Report the count of lines containing the word "value" in the entries below, and nothing more.

----

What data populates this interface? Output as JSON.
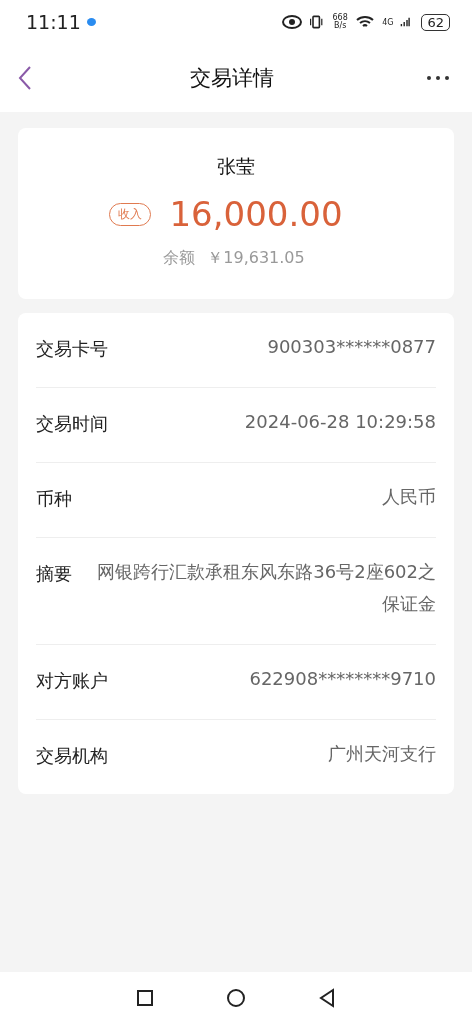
{
  "status_bar": {
    "time": "11:11",
    "net_speed": "668 B/s",
    "network": "4G",
    "battery": "62"
  },
  "header": {
    "title": "交易详情"
  },
  "summary": {
    "name": "张莹",
    "badge": "收入",
    "amount": "16,000.00",
    "balance_label": "余额",
    "balance": "￥19,631.05"
  },
  "details": [
    {
      "label": "交易卡号",
      "value": "900303******0877"
    },
    {
      "label": "交易时间",
      "value": "2024-06-28 10:29:58"
    },
    {
      "label": "币种",
      "value": "人民币"
    },
    {
      "label": "摘要",
      "value": "网银跨行汇款承租东风东路36号2座602之保证金"
    },
    {
      "label": "对方账户",
      "value": "622908********9710"
    },
    {
      "label": "交易机构",
      "value": "广州天河支行"
    }
  ]
}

----

Final result
6